-- Textauszug --
__________

Während international zuweilen ein sehr freier Umgang mit Angaben zur Familienanamnese praktiziert wird („Laissez-faire-Ansatz“), zielen die politischen Bemühungen auf europäischer Ebene unverkennbar in Richtung eines vollständigen Verbots.
Verwendung diagnostischer Tests in der Risikoprüfung
Für einen Großteil des Geschäfts in der Lebens- und Krankenversicherung sind aus den vorgenannten Gründen nur diagnostische genetische Tests relevant. Durch Gentest diagnostizierte Erkrankungen dürfen und sollten in der Risikoprüfung regulär Berücksichtigung finden. Dasselbe gilt grundsätzlich auch für solche Informationen, die mittels Gentests bestehende Erkrankungen näher spezifizieren, wie z. B. solche zur näheren Bestimmung einer Tumorart. Fraglich kann im Einzelfall jedoch sein, ob die Information in vollständiger Detailtiefe für die versicherungsmedizinische Einschätzung im Rahmen der Risikoprüfung wirklich erforderlich und zielführend ist. Während die Individualisierung in der Therapie dem Einzelnen die größtmögliche Überlebenschance und schonendste Therapieoption ermöglicht und damit jede Anstrengung rechtfertigt, gilt es in der Versicherungsmedizin, eine angemessene Prämie mittels einer statistischen Betrachtung festzusetzen, die den Antragssteller einer Gruppe mit einer vergleichbaren Prognose zuordnet. Eine derartige Individualisierung wie im klinischen Kontext dürfte dabei oftmals weder sinnvoll noch erforderlich sein. Nicht jede genetische Information, die heute gewonnen werden kann, wird daher auch Verwendung in der Risikoprüfung finden.
Gleichzeitig steht die Versicherungsmedizin in der Lebens- und Krankenversicherung vor der Herausforderung, Prognosen über einen langen Zeitraum, oftmals Jahrzehnte, anstellen zu müssen. Die einmal in der Risikoprüfung getroffene Entscheidung kann nicht mehr adjustiert werden, wenn sich neueste medizinische Ansätze, wie z. B. neuartige Therapien, nach einiger Zeit als nicht tragfähig erweisen. Es verbietet sich also geradezu, alle neuen Entwicklungen sofort der Einschätzung zugrunde zu legen, solange noch nicht ausreichende, d. h. typischerweise mehrjährige Evidenz für ihre Relevanz vorliegt. Vieles, was im Zuge der Entwicklung der Genforschung zutage getreten ist, muss heute als noch nicht ausreichend gesichert für die Zwecke der Versicherungsmedizin angesehen werden.

__________

Daten zur Erkennung des Dokumentlayouts:
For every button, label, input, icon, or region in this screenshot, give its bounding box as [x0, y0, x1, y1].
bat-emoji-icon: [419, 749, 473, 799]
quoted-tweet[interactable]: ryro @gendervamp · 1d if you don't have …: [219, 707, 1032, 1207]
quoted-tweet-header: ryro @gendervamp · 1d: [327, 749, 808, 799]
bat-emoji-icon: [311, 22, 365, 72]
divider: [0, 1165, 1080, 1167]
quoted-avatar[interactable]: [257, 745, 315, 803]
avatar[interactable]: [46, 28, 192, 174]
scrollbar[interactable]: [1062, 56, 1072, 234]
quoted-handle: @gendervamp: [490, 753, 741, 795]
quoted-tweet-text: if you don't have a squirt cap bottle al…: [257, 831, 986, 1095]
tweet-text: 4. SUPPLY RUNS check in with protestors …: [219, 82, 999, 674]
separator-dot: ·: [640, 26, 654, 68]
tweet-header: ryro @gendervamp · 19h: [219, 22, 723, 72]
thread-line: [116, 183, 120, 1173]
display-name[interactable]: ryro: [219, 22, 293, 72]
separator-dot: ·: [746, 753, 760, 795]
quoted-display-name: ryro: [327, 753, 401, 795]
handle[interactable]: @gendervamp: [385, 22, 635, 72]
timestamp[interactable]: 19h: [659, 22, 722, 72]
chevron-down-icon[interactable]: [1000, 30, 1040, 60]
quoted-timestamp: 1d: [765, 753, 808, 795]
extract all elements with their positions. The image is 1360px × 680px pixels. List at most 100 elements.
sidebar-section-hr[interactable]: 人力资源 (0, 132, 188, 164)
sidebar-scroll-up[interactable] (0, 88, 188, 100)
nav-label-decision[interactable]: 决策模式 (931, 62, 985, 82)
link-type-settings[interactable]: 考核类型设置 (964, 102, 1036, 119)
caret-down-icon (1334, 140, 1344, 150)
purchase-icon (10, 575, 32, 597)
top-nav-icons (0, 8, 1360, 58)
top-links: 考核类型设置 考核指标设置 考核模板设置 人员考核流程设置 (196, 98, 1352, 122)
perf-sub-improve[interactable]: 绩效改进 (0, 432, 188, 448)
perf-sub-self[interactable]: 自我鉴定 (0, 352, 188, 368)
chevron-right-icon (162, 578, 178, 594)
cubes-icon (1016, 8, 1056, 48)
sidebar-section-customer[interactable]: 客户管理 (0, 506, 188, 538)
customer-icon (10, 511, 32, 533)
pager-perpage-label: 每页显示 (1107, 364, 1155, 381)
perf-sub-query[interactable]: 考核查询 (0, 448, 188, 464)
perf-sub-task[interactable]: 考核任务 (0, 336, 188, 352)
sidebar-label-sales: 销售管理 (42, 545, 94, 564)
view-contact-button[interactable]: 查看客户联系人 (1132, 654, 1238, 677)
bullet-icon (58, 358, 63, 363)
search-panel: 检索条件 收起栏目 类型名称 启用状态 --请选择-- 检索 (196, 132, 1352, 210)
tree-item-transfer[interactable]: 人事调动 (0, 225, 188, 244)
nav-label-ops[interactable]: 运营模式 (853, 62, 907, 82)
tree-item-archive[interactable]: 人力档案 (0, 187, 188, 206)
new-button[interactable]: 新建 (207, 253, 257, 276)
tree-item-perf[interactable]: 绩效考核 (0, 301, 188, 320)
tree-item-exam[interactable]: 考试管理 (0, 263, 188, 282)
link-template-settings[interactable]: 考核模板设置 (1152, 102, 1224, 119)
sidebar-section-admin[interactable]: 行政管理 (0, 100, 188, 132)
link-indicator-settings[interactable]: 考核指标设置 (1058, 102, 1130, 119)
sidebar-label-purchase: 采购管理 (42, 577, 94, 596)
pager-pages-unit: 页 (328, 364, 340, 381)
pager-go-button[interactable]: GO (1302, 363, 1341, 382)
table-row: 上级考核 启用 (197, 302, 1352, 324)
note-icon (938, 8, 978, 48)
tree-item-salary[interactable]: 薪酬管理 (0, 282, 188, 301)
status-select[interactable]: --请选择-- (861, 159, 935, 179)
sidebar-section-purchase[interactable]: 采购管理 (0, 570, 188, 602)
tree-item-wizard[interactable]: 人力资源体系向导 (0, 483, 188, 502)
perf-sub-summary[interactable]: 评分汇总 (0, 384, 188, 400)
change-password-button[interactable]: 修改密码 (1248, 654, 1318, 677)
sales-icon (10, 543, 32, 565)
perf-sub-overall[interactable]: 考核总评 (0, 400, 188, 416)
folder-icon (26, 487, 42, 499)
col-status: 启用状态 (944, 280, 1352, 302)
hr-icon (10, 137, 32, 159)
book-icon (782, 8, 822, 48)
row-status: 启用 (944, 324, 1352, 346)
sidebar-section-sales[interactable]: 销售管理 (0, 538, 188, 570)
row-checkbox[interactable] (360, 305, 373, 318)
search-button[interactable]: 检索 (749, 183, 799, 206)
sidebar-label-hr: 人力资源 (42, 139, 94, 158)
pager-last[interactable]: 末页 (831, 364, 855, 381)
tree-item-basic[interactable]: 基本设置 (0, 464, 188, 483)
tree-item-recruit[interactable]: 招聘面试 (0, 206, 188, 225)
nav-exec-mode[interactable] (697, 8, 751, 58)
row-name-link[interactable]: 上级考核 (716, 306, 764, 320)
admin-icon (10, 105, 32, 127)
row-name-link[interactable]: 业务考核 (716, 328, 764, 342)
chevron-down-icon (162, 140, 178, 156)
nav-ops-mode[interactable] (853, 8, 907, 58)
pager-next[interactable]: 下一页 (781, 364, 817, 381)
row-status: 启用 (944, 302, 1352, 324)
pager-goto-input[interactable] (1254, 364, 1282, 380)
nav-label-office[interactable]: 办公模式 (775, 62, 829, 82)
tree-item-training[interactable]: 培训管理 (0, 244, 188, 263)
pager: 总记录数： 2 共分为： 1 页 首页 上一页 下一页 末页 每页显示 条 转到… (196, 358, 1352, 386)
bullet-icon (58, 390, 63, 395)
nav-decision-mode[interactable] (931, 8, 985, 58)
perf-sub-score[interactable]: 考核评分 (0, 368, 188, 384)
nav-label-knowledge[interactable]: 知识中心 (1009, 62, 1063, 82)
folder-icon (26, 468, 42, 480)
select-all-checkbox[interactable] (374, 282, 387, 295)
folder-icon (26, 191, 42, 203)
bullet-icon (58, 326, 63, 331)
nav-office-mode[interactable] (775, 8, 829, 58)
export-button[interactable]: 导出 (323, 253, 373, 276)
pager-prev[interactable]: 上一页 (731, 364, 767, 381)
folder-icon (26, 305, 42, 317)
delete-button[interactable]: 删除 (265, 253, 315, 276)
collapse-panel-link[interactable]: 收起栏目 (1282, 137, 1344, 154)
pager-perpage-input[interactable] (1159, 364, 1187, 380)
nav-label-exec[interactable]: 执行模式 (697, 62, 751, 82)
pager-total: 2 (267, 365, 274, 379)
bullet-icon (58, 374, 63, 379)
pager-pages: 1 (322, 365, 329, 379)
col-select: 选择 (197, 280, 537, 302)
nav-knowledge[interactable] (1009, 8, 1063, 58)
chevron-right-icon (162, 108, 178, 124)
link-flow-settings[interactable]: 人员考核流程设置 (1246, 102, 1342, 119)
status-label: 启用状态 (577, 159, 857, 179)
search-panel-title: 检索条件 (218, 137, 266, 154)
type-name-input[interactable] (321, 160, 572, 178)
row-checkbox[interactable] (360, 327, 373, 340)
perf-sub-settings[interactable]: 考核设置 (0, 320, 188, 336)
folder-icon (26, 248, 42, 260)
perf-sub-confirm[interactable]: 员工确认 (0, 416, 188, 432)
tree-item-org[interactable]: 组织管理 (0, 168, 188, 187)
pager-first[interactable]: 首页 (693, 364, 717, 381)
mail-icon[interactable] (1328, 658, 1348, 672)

__________

-- Aufgabenstellung --
Schreiben Sie den Textauszug über Gentests in der Risikoprüfung im Anschluss an seinen letzten Satz weiter.

-- Ihre Antwort --
Künftige Entwicklungen
Die Entwicklungen im Bereich der Gentechnik sind auch für die Risikoprüfung in der Lebens- und Krankenversicherung als enorm relevant anzusehen.
Detaillierte Kenntnisse sind gefragt, um einerseits rechtliche Risiken zu umgehen und andererseits in medizinischer Hinsicht relevante Informationen zu erkennen und ihre Aussagekraft zutreffend zu bewerten. Ein sensibler Umgang mit diesen oftmals sehr sensiblen Informationen ist oberstes Gebot.
Die Risikoprüfung steht vor einer doppelten Herausforderung: Es müssen auf der einen Seite neuartige – dem Versicherer offenbarte – Informationen sorgfältig bewertet werden. Auf der anderen Seite müssen auch die Risiken kalkuliert werden, die damit verbunden sind, dass dem Antragssteller immer mehr Informationen zur Verfügung stehen, die er dem Versicherer nicht mehr mitteilen muss.
Die nächsten Jahre werden zeigen, welche Auswirkungen diese Entwicklungen auf das Geschäftsmodell der Versicherer haben und ob Anpassungen erforderlich sein werden.